[Figure contents as structured data]
⁂
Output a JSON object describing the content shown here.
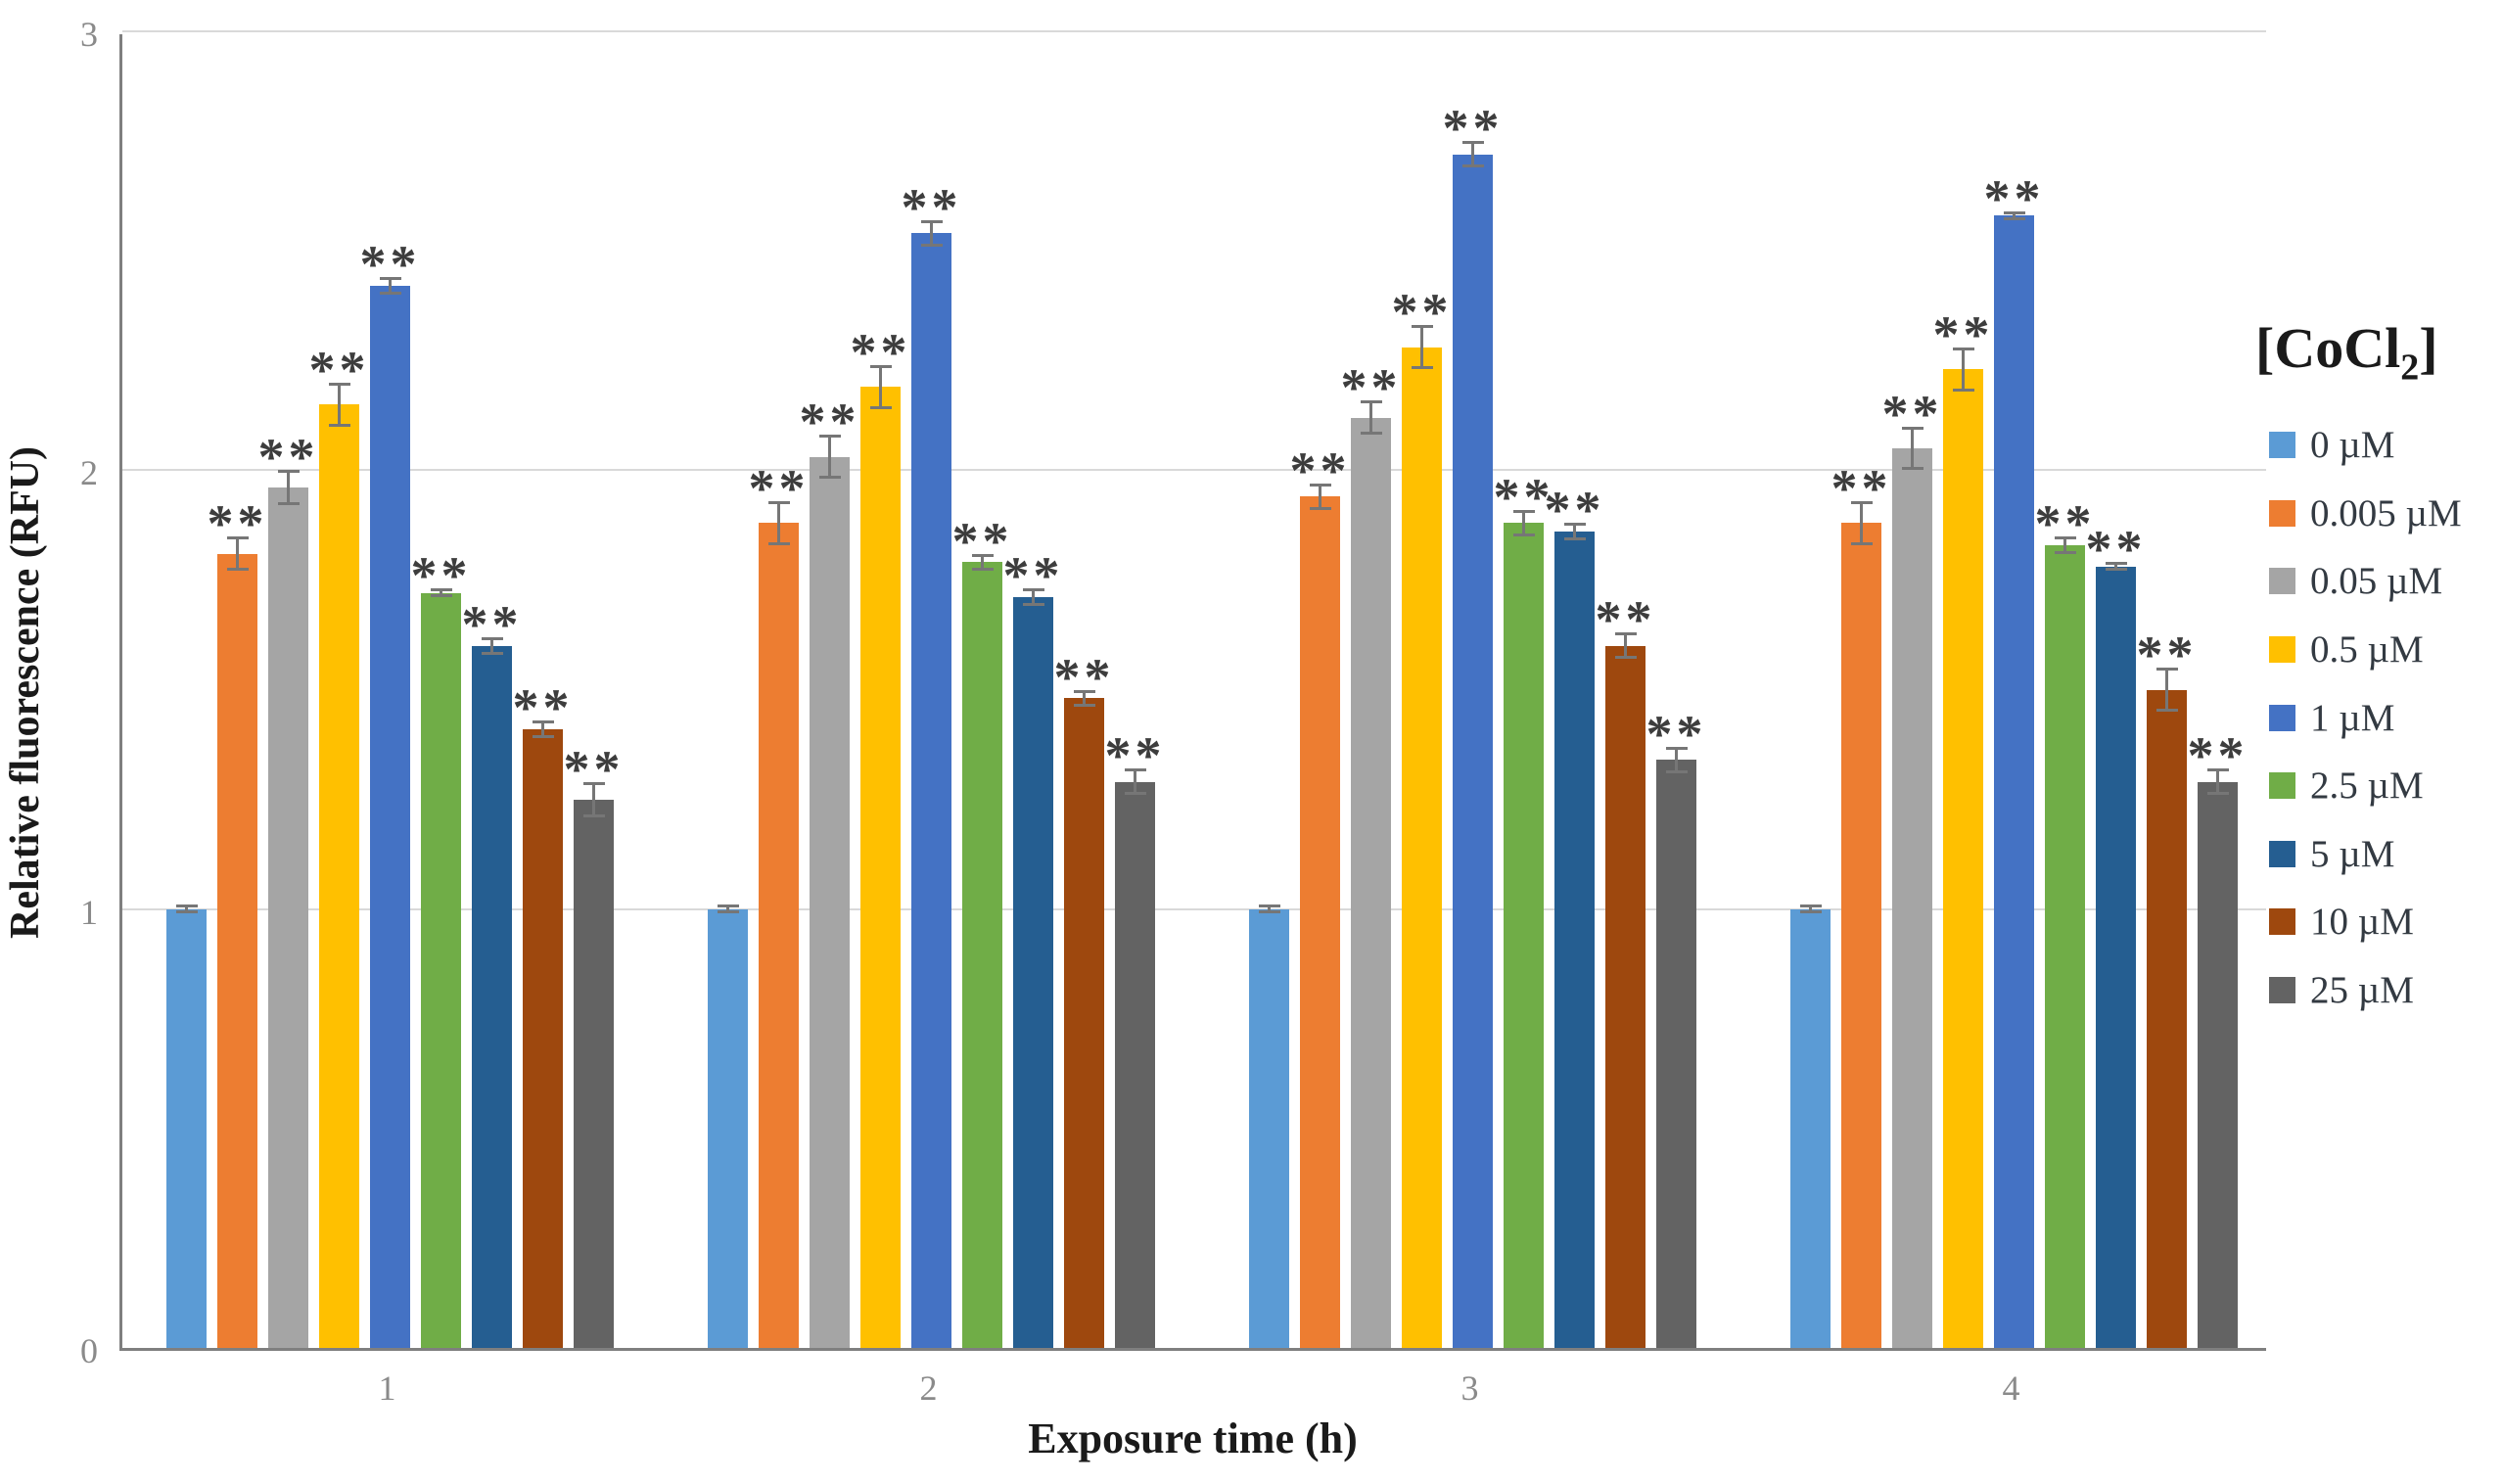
{
  "chart": {
    "y_axis": {
      "title": "Relative fluorescence (RFU)",
      "ticks": [
        "0",
        "1",
        "2",
        "3"
      ]
    },
    "x_axis": {
      "title": "Exposure time (h)",
      "ticks": [
        "1",
        "2",
        "3",
        "4"
      ]
    },
    "legend": {
      "title_pre": "[CoCl",
      "title_sub": "2",
      "title_post": "]"
    },
    "significance_label": "**"
  },
  "chart_data": {
    "type": "bar",
    "title": "",
    "categories": [
      "1",
      "2",
      "3",
      "4"
    ],
    "xlabel": "Exposure time (h)",
    "ylabel": "Relative fluorescence (RFU)",
    "ylim": [
      0,
      3
    ],
    "grid": "horizontal",
    "legend_position": "right",
    "legend_title": "[CoCl2]",
    "error_bars": true,
    "significance_note": "** shown above every CoCl2-treated bar (all except 0 uM control)",
    "series": [
      {
        "name": "0 µM",
        "color": "#5B9BD5",
        "values": [
          1.0,
          1.0,
          1.0,
          1.0
        ],
        "errors": [
          0.01,
          0.01,
          0.01,
          0.01
        ],
        "significant": false
      },
      {
        "name": "0.005 µM",
        "color": "#ED7D31",
        "values": [
          1.81,
          1.88,
          1.94,
          1.88
        ],
        "errors": [
          0.04,
          0.05,
          0.03,
          0.05
        ],
        "significant": true
      },
      {
        "name": "0.05 µM",
        "color": "#A5A5A5",
        "values": [
          1.96,
          2.03,
          2.12,
          2.05
        ],
        "errors": [
          0.04,
          0.05,
          0.04,
          0.05
        ],
        "significant": true
      },
      {
        "name": "0.5 µM",
        "color": "#FFC000",
        "values": [
          2.15,
          2.19,
          2.28,
          2.23
        ],
        "errors": [
          0.05,
          0.05,
          0.05,
          0.05
        ],
        "significant": true
      },
      {
        "name": "1 µM",
        "color": "#4472C4",
        "values": [
          2.42,
          2.54,
          2.72,
          2.58
        ],
        "errors": [
          0.02,
          0.03,
          0.03,
          0.01
        ],
        "significant": true
      },
      {
        "name": "2.5 µM",
        "color": "#70AD47",
        "values": [
          1.72,
          1.79,
          1.88,
          1.83
        ],
        "errors": [
          0.01,
          0.02,
          0.03,
          0.02
        ],
        "significant": true
      },
      {
        "name": "5 µM",
        "color": "#255E91",
        "values": [
          1.6,
          1.71,
          1.86,
          1.78
        ],
        "errors": [
          0.02,
          0.02,
          0.02,
          0.01
        ],
        "significant": true
      },
      {
        "name": "10 µM",
        "color": "#9E480E",
        "values": [
          1.41,
          1.48,
          1.6,
          1.5
        ],
        "errors": [
          0.02,
          0.02,
          0.03,
          0.05
        ],
        "significant": true
      },
      {
        "name": "25 µM",
        "color": "#636363",
        "values": [
          1.25,
          1.29,
          1.34,
          1.29
        ],
        "errors": [
          0.04,
          0.03,
          0.03,
          0.03
        ],
        "significant": true
      }
    ]
  }
}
⁂
- Task requirements -
Restate each entry word for word, please, but drop any images it holds.

- Task response -
Output a JSON object describing the content shown here.
{
  "chart": {
    "y_axis": {
      "title": "Relative fluorescence (RFU)",
      "ticks": [
        "0",
        "1",
        "2",
        "3"
      ]
    },
    "x_axis": {
      "title": "Exposure time (h)",
      "ticks": [
        "1",
        "2",
        "3",
        "4"
      ]
    },
    "legend": {
      "title_pre": "[CoCl",
      "title_sub": "2",
      "title_post": "]"
    },
    "significance_label": "**"
  },
  "chart_data": {
    "type": "bar",
    "title": "",
    "categories": [
      "1",
      "2",
      "3",
      "4"
    ],
    "xlabel": "Exposure time (h)",
    "ylabel": "Relative fluorescence (RFU)",
    "ylim": [
      0,
      3
    ],
    "grid": "horizontal",
    "legend_position": "right",
    "legend_title": "[CoCl2]",
    "error_bars": true,
    "significance_note": "** shown above every CoCl2-treated bar (all except 0 uM control)",
    "series": [
      {
        "name": "0 µM",
        "color": "#5B9BD5",
        "values": [
          1.0,
          1.0,
          1.0,
          1.0
        ],
        "errors": [
          0.01,
          0.01,
          0.01,
          0.01
        ],
        "significant": false
      },
      {
        "name": "0.005 µM",
        "color": "#ED7D31",
        "values": [
          1.81,
          1.88,
          1.94,
          1.88
        ],
        "errors": [
          0.04,
          0.05,
          0.03,
          0.05
        ],
        "significant": true
      },
      {
        "name": "0.05 µM",
        "color": "#A5A5A5",
        "values": [
          1.96,
          2.03,
          2.12,
          2.05
        ],
        "errors": [
          0.04,
          0.05,
          0.04,
          0.05
        ],
        "significant": true
      },
      {
        "name": "0.5 µM",
        "color": "#FFC000",
        "values": [
          2.15,
          2.19,
          2.28,
          2.23
        ],
        "errors": [
          0.05,
          0.05,
          0.05,
          0.05
        ],
        "significant": true
      },
      {
        "name": "1 µM",
        "color": "#4472C4",
        "values": [
          2.42,
          2.54,
          2.72,
          2.58
        ],
        "errors": [
          0.02,
          0.03,
          0.03,
          0.01
        ],
        "significant": true
      },
      {
        "name": "2.5 µM",
        "color": "#70AD47",
        "values": [
          1.72,
          1.79,
          1.88,
          1.83
        ],
        "errors": [
          0.01,
          0.02,
          0.03,
          0.02
        ],
        "significant": true
      },
      {
        "name": "5 µM",
        "color": "#255E91",
        "values": [
          1.6,
          1.71,
          1.86,
          1.78
        ],
        "errors": [
          0.02,
          0.02,
          0.02,
          0.01
        ],
        "significant": true
      },
      {
        "name": "10 µM",
        "color": "#9E480E",
        "values": [
          1.41,
          1.48,
          1.6,
          1.5
        ],
        "errors": [
          0.02,
          0.02,
          0.03,
          0.05
        ],
        "significant": true
      },
      {
        "name": "25 µM",
        "color": "#636363",
        "values": [
          1.25,
          1.29,
          1.34,
          1.29
        ],
        "errors": [
          0.04,
          0.03,
          0.03,
          0.03
        ],
        "significant": true
      }
    ]
  }
}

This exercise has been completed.